§ **Data extracted from a collection**:

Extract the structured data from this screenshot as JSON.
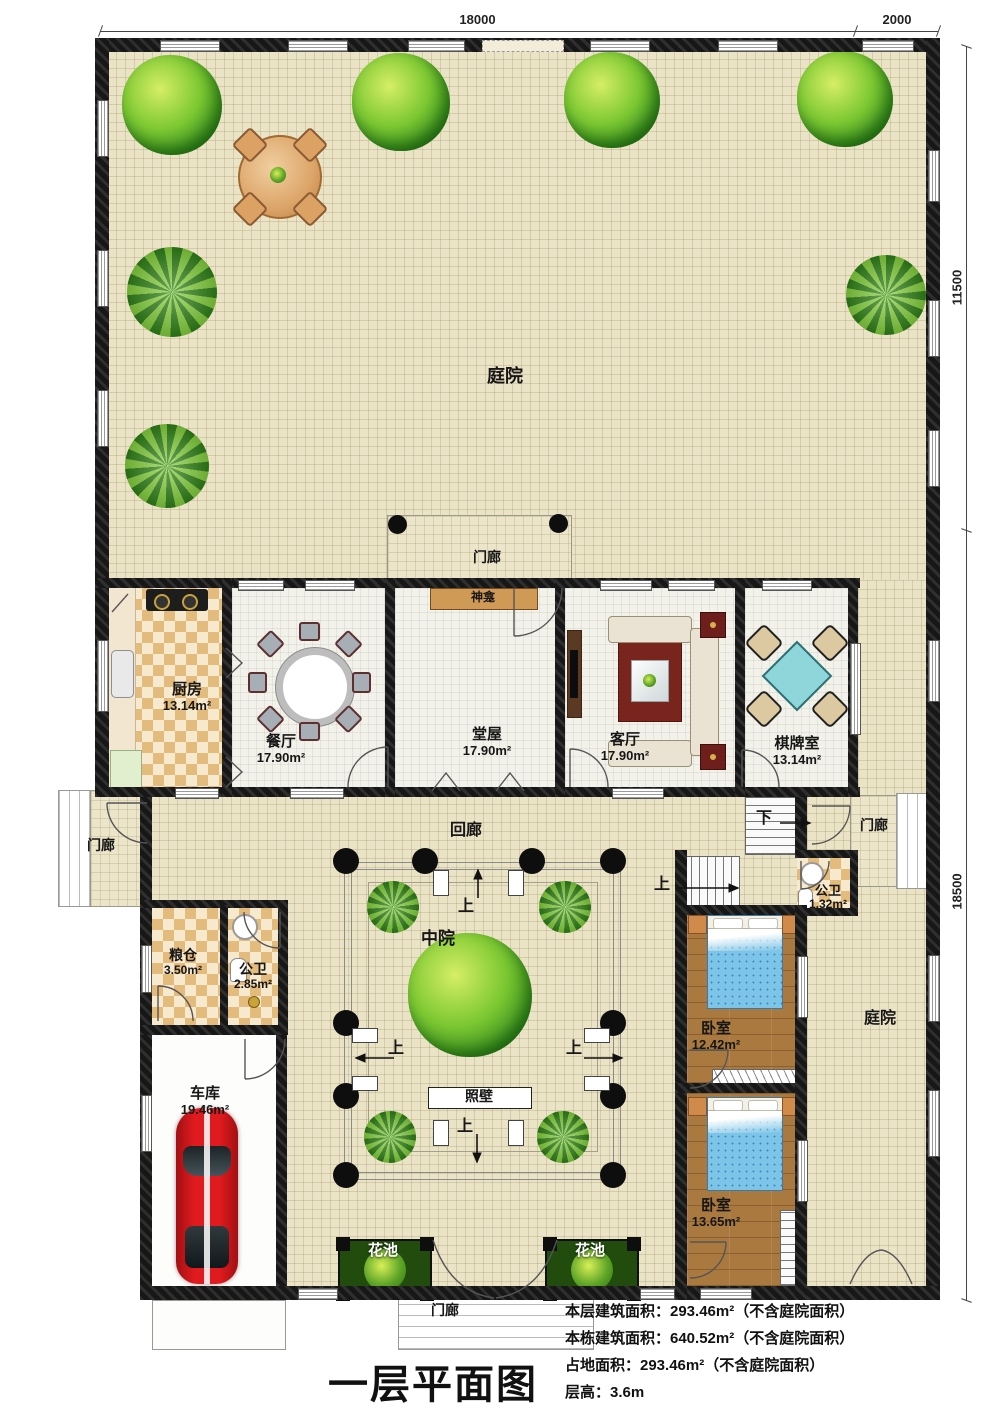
{
  "plan": {
    "title": "一层平面图",
    "scale": "1:100",
    "notes": [
      "本层建筑面积：293.46m²（不含庭院面积）",
      "本栋建筑面积：640.52m²（不含庭院面积）",
      "占地面积：293.46m²（不含庭院面积）",
      "层高：3.6m"
    ]
  },
  "dimensions": {
    "top_width": "18000",
    "top_right": "2000",
    "right_upper": "11500",
    "right_lower": "18500"
  },
  "rooms": {
    "kitchen": {
      "name": "厨房",
      "area": "13.14m²"
    },
    "dining": {
      "name": "餐厅",
      "area": "17.90m²"
    },
    "hall": {
      "name": "堂屋",
      "area": "17.90m²"
    },
    "living": {
      "name": "客厅",
      "area": "17.90m²"
    },
    "chess": {
      "name": "棋牌室",
      "area": "13.14m²"
    },
    "grain": {
      "name": "粮仓",
      "area": "3.50m²"
    },
    "bath_small": {
      "name": "公卫",
      "area": "2.85m²"
    },
    "garage": {
      "name": "车库",
      "area": "19.46m²"
    },
    "bath_right": {
      "name": "公卫",
      "area": "1.32m²"
    },
    "bedroom1": {
      "name": "卧室",
      "area": "12.42m²"
    },
    "bedroom2": {
      "name": "卧室",
      "area": "13.65m²"
    }
  },
  "zones": {
    "courtyard_top": "庭院",
    "courtyard_right": "庭院",
    "corridor": "回廊",
    "middle_court": "中院",
    "screen_wall": "照壁",
    "shrine": "神龛",
    "porch_top": "门廊",
    "porch_left": "门廊",
    "porch_right": "门廊",
    "porch_bottom": "门廊",
    "flower_bed_left": "花池",
    "flower_bed_right": "花池"
  },
  "glyphs": {
    "up": "上",
    "down": "下"
  },
  "colors": {
    "wall": "#171717",
    "courtyard": "#ebe3c6",
    "wood": "#a9793f",
    "bed_blue": "#7cc4e8",
    "car_red": "#cf1418"
  }
}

§ **Your goal**: Search the listing for the word "不含庭院面积". Copy every line in which it occurs.

§ **Full response**:
      "本层建筑面积：293.46m²（不含庭院面积）",
      "本栋建筑面积：640.52m²（不含庭院面积）",
      "占地面积：293.46m²（不含庭院面积）",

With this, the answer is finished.